• _Required task_
What is needed here is an exact copy of every entry.

● ● ● ●

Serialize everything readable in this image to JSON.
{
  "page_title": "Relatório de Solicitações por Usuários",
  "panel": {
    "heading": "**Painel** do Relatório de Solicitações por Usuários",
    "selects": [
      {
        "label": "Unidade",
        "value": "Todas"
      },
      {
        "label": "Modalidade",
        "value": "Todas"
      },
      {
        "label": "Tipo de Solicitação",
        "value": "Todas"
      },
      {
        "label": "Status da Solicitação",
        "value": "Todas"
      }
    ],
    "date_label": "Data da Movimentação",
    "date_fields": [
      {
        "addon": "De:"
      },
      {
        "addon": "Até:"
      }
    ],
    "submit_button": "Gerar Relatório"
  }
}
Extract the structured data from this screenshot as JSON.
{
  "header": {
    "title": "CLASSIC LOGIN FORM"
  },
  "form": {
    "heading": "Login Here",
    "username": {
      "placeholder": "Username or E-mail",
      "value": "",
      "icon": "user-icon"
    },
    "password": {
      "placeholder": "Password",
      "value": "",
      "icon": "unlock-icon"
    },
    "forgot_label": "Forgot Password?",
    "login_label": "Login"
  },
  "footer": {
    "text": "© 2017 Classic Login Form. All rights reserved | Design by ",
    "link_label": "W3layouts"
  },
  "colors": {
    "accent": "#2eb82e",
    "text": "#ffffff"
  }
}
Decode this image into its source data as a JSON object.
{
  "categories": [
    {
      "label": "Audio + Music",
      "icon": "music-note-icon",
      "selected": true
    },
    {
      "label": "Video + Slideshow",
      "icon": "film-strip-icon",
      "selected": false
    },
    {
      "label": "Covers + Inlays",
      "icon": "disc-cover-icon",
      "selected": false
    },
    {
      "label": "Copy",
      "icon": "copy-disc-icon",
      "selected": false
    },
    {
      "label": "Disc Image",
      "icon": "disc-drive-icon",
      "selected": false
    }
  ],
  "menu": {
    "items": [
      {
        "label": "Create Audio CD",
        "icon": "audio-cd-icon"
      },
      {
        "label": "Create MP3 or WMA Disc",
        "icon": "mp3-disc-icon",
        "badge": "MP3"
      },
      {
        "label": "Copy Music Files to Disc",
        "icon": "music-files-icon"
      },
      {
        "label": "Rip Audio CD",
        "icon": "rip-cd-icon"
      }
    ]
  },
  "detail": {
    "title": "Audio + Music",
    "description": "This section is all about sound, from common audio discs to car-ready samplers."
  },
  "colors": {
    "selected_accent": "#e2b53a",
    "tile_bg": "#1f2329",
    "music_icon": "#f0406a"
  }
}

● ● ● ●

• _Result of the task_
Serialize everything readable in this image to JSON.
{
  "page_title": "Relatório de Solicitações por Usuários",
  "panel": {
    "heading": "**Painel** do Relatório de Solicitações por Usuários",
    "selects": [
      {
        "label": "Unidade",
        "value": "Todas"
      },
      {
        "label": "Modalidade",
        "value": "Todas"
      },
      {
        "label": "Tipo de Solicitação",
        "value": "Todas"
      },
      {
        "label": "Status da Solicitação",
        "value": "Todas"
      }
    ],
    "date_label": "Data da Movimentação",
    "date_fields": [
      {
        "addon": "De:"
      },
      {
        "addon": "Até:"
      }
    ],
    "submit_button": "Gerar Relatório"
  }
}
Extract the structured data from this screenshot as JSON.
{
  "header": {
    "title": "CLASSIC LOGIN FORM"
  },
  "form": {
    "heading": "Login Here",
    "username": {
      "placeholder": "Username or E-mail",
      "value": "",
      "icon": "user-icon"
    },
    "password": {
      "placeholder": "Password",
      "value": "",
      "icon": "unlock-icon"
    },
    "forgot_label": "Forgot Password?",
    "login_label": "Login"
  },
  "footer": {
    "text": "© 2017 Classic Login Form. All rights reserved | Design by ",
    "link_label": "W3layouts"
  },
  "colors": {
    "accent": "#2eb82e",
    "text": "#ffffff"
  }
}
Decode this image into its source data as a JSON object.
{
  "categories": [
    {
      "label": "Audio + Music",
      "icon": "music-note-icon",
      "selected": true
    },
    {
      "label": "Video + Slideshow",
      "icon": "film-strip-icon",
      "selected": false
    },
    {
      "label": "Covers + Inlays",
      "icon": "disc-cover-icon",
      "selected": false
    },
    {
      "label": "Copy",
      "icon": "copy-disc-icon",
      "selected": false
    },
    {
      "label": "Disc Image",
      "icon": "disc-drive-icon",
      "selected": false
    }
  ],
  "menu": {
    "items": [
      {
        "label": "Create Audio CD",
        "icon": "audio-cd-icon"
      },
      {
        "label": "Create MP3 or WMA Disc",
        "icon": "mp3-disc-icon",
        "badge": "MP3"
      },
      {
        "label": "Copy Music Files to Disc",
        "icon": "music-files-icon"
      },
      {
        "label": "Rip Audio CD",
        "icon": "rip-cd-icon"
      }
    ]
  },
  "detail": {
    "title": "Audio + Music",
    "description": "This section is all about sound, from common audio discs to car-ready samplers."
  },
  "colors": {
    "selected_accent": "#e2b53a",
    "tile_bg": "#1f2329",
    "music_icon": "#f0406a"
  }
}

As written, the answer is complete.